■ Objective
All of the data below must be repeated exactly.

+++ Entries

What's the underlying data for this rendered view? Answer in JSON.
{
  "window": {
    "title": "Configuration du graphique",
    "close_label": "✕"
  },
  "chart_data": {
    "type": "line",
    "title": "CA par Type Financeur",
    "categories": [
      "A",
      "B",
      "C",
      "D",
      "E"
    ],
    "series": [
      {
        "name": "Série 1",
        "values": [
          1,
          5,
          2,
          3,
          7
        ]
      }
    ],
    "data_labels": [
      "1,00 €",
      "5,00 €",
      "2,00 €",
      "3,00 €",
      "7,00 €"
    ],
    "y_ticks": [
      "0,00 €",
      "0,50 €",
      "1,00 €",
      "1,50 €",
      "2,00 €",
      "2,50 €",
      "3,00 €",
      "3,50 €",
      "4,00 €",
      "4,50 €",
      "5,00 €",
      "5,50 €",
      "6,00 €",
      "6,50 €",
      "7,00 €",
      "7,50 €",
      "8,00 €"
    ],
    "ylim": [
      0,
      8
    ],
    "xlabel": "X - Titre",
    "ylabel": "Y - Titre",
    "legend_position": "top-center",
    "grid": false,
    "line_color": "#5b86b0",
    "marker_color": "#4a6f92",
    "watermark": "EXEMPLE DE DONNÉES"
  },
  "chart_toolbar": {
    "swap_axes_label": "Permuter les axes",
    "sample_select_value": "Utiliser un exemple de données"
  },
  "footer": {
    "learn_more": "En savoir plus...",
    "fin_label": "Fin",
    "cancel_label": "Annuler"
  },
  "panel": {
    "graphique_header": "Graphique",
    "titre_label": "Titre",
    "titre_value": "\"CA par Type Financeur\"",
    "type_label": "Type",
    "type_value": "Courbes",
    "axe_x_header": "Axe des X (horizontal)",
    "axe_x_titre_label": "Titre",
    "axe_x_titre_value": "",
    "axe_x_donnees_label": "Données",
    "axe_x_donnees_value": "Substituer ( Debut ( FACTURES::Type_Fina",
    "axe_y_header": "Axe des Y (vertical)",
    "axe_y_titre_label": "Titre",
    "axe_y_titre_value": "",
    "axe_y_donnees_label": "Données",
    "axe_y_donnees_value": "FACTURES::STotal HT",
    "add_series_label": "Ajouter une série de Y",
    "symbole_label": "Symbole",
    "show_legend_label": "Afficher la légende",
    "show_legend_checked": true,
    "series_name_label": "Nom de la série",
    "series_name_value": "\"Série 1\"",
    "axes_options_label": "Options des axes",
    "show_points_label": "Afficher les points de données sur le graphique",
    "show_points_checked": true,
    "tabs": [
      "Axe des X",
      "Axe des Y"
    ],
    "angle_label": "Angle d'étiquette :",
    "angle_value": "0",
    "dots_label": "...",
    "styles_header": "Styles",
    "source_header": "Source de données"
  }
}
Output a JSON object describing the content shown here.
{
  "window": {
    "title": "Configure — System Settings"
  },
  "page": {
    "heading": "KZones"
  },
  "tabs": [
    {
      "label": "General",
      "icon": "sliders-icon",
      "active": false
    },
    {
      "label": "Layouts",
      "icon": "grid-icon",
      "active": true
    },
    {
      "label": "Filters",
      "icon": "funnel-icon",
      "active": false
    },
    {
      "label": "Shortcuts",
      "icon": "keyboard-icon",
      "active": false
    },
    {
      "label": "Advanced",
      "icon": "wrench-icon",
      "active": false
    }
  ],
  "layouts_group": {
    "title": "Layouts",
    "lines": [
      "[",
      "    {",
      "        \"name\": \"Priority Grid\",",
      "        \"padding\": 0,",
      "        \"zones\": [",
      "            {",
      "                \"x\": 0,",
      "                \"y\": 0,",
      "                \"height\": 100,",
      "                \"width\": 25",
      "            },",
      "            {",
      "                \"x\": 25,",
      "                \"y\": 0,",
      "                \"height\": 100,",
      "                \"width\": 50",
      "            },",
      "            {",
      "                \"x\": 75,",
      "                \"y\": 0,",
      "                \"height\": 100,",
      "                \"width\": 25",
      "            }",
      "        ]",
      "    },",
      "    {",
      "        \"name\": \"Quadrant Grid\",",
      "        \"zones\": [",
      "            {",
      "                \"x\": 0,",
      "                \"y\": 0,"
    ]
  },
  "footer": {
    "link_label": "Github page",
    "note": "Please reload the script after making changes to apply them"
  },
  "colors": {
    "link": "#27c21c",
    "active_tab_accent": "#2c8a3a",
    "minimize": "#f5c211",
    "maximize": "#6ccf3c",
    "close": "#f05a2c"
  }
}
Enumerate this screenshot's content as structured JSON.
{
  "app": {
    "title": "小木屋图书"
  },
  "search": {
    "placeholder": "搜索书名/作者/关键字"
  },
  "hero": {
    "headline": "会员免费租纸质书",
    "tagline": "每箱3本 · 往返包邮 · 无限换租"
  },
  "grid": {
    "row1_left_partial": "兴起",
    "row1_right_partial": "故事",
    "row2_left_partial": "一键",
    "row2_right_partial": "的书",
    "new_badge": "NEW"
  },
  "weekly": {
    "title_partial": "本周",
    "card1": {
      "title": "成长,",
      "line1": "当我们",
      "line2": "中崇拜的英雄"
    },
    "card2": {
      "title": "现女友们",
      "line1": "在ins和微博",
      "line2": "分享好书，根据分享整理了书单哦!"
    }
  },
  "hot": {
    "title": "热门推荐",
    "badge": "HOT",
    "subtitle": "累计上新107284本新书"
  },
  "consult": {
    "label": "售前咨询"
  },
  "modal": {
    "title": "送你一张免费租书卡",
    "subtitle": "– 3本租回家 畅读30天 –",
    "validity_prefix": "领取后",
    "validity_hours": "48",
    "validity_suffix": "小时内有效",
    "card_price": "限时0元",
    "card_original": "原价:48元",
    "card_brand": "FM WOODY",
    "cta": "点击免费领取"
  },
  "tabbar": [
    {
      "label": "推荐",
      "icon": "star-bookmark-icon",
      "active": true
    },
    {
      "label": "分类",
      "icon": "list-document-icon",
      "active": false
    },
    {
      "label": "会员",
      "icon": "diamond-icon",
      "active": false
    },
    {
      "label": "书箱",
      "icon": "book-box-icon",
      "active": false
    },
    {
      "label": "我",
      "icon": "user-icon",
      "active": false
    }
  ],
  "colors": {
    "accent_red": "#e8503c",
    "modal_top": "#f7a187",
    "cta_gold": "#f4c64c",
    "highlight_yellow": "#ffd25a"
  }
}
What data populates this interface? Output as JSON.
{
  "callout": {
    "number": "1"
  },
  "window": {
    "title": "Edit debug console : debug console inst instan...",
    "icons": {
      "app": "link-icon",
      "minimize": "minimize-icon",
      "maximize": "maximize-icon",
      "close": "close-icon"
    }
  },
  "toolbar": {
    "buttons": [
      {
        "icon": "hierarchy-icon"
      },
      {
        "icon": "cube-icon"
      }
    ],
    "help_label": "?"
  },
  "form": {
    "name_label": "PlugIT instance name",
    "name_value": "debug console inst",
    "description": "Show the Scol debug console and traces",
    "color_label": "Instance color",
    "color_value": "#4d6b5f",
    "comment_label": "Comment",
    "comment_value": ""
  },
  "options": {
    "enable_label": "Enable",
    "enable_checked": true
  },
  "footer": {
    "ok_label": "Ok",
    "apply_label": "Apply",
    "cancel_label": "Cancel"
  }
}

++++++

■ The solution
What's the underlying data for this rendered view? Answer in JSON.
{
  "window": {
    "title": "Configuration du graphique",
    "close_label": "✕"
  },
  "chart_data": {
    "type": "line",
    "title": "CA par Type Financeur",
    "categories": [
      "A",
      "B",
      "C",
      "D",
      "E"
    ],
    "series": [
      {
        "name": "Série 1",
        "values": [
          1,
          5,
          2,
          3,
          7
        ]
      }
    ],
    "data_labels": [
      "1,00 €",
      "5,00 €",
      "2,00 €",
      "3,00 €",
      "7,00 €"
    ],
    "y_ticks": [
      "0,00 €",
      "0,50 €",
      "1,00 €",
      "1,50 €",
      "2,00 €",
      "2,50 €",
      "3,00 €",
      "3,50 €",
      "4,00 €",
      "4,50 €",
      "5,00 €",
      "5,50 €",
      "6,00 €",
      "6,50 €",
      "7,00 €",
      "7,50 €",
      "8,00 €"
    ],
    "ylim": [
      0,
      8
    ],
    "xlabel": "X - Titre",
    "ylabel": "Y - Titre",
    "legend_position": "top-center",
    "grid": false,
    "line_color": "#5b86b0",
    "marker_color": "#4a6f92",
    "watermark": "EXEMPLE DE DONNÉES"
  },
  "chart_toolbar": {
    "swap_axes_label": "Permuter les axes",
    "sample_select_value": "Utiliser un exemple de données"
  },
  "footer": {
    "learn_more": "En savoir plus...",
    "fin_label": "Fin",
    "cancel_label": "Annuler"
  },
  "panel": {
    "graphique_header": "Graphique",
    "titre_label": "Titre",
    "titre_value": "\"CA par Type Financeur\"",
    "type_label": "Type",
    "type_value": "Courbes",
    "axe_x_header": "Axe des X (horizontal)",
    "axe_x_titre_label": "Titre",
    "axe_x_titre_value": "",
    "axe_x_donnees_label": "Données",
    "axe_x_donnees_value": "Substituer ( Debut ( FACTURES::Type_Fina",
    "axe_y_header": "Axe des Y (vertical)",
    "axe_y_titre_label": "Titre",
    "axe_y_titre_value": "",
    "axe_y_donnees_label": "Données",
    "axe_y_donnees_value": "FACTURES::STotal HT",
    "add_series_label": "Ajouter une série de Y",
    "symbole_label": "Symbole",
    "show_legend_label": "Afficher la légende",
    "show_legend_checked": true,
    "series_name_label": "Nom de la série",
    "series_name_value": "\"Série 1\"",
    "axes_options_label": "Options des axes",
    "show_points_label": "Afficher les points de données sur le graphique",
    "show_points_checked": true,
    "tabs": [
      "Axe des X",
      "Axe des Y"
    ],
    "angle_label": "Angle d'étiquette :",
    "angle_value": "0",
    "dots_label": "...",
    "styles_header": "Styles",
    "source_header": "Source de données"
  }
}
Output a JSON object describing the content shown here.
{
  "window": {
    "title": "Configure — System Settings"
  },
  "page": {
    "heading": "KZones"
  },
  "tabs": [
    {
      "label": "General",
      "icon": "sliders-icon",
      "active": false
    },
    {
      "label": "Layouts",
      "icon": "grid-icon",
      "active": true
    },
    {
      "label": "Filters",
      "icon": "funnel-icon",
      "active": false
    },
    {
      "label": "Shortcuts",
      "icon": "keyboard-icon",
      "active": false
    },
    {
      "label": "Advanced",
      "icon": "wrench-icon",
      "active": false
    }
  ],
  "layouts_group": {
    "title": "Layouts",
    "lines": [
      "[",
      "    {",
      "        \"name\": \"Priority Grid\",",
      "        \"padding\": 0,",
      "        \"zones\": [",
      "            {",
      "                \"x\": 0,",
      "                \"y\": 0,",
      "                \"height\": 100,",
      "                \"width\": 25",
      "            },",
      "            {",
      "                \"x\": 25,",
      "                \"y\": 0,",
      "                \"height\": 100,",
      "                \"width\": 50",
      "            },",
      "            {",
      "                \"x\": 75,",
      "                \"y\": 0,",
      "                \"height\": 100,",
      "                \"width\": 25",
      "            }",
      "        ]",
      "    },",
      "    {",
      "        \"name\": \"Quadrant Grid\",",
      "        \"zones\": [",
      "            {",
      "                \"x\": 0,",
      "                \"y\": 0,"
    ]
  },
  "footer": {
    "link_label": "Github page",
    "note": "Please reload the script after making changes to apply them"
  },
  "colors": {
    "link": "#27c21c",
    "active_tab_accent": "#2c8a3a",
    "minimize": "#f5c211",
    "maximize": "#6ccf3c",
    "close": "#f05a2c"
  }
}
Enumerate this screenshot's content as structured JSON.
{
  "app": {
    "title": "小木屋图书"
  },
  "search": {
    "placeholder": "搜索书名/作者/关键字"
  },
  "hero": {
    "headline": "会员免费租纸质书",
    "tagline": "每箱3本 · 往返包邮 · 无限换租"
  },
  "grid": {
    "row1_left_partial": "兴起",
    "row1_right_partial": "故事",
    "row2_left_partial": "一键",
    "row2_right_partial": "的书",
    "new_badge": "NEW"
  },
  "weekly": {
    "title_partial": "本周",
    "card1": {
      "title": "成长,",
      "line1": "当我们",
      "line2": "中崇拜的英雄"
    },
    "card2": {
      "title": "现女友们",
      "line1": "在ins和微博",
      "line2": "分享好书，根据分享整理了书单哦!"
    }
  },
  "hot": {
    "title": "热门推荐",
    "badge": "HOT",
    "subtitle": "累计上新107284本新书"
  },
  "consult": {
    "label": "售前咨询"
  },
  "modal": {
    "title": "送你一张免费租书卡",
    "subtitle": "– 3本租回家 畅读30天 –",
    "validity_prefix": "领取后",
    "validity_hours": "48",
    "validity_suffix": "小时内有效",
    "card_price": "限时0元",
    "card_original": "原价:48元",
    "card_brand": "FM WOODY",
    "cta": "点击免费领取"
  },
  "tabbar": [
    {
      "label": "推荐",
      "icon": "star-bookmark-icon",
      "active": true
    },
    {
      "label": "分类",
      "icon": "list-document-icon",
      "active": false
    },
    {
      "label": "会员",
      "icon": "diamond-icon",
      "active": false
    },
    {
      "label": "书箱",
      "icon": "book-box-icon",
      "active": false
    },
    {
      "label": "我",
      "icon": "user-icon",
      "active": false
    }
  ],
  "colors": {
    "accent_red": "#e8503c",
    "modal_top": "#f7a187",
    "cta_gold": "#f4c64c",
    "highlight_yellow": "#ffd25a"
  }
}
What data populates this interface? Output as JSON.
{
  "callout": {
    "number": "1"
  },
  "window": {
    "title": "Edit debug console : debug console inst instan...",
    "icons": {
      "app": "link-icon",
      "minimize": "minimize-icon",
      "maximize": "maximize-icon",
      "close": "close-icon"
    }
  },
  "toolbar": {
    "buttons": [
      {
        "icon": "hierarchy-icon"
      },
      {
        "icon": "cube-icon"
      }
    ],
    "help_label": "?"
  },
  "form": {
    "name_label": "PlugIT instance name",
    "name_value": "debug console inst",
    "description": "Show the Scol debug console and traces",
    "color_label": "Instance color",
    "color_value": "#4d6b5f",
    "comment_label": "Comment",
    "comment_value": ""
  },
  "options": {
    "enable_label": "Enable",
    "enable_checked": true
  },
  "footer": {
    "ok_label": "Ok",
    "apply_label": "Apply",
    "cancel_label": "Cancel"
  }
}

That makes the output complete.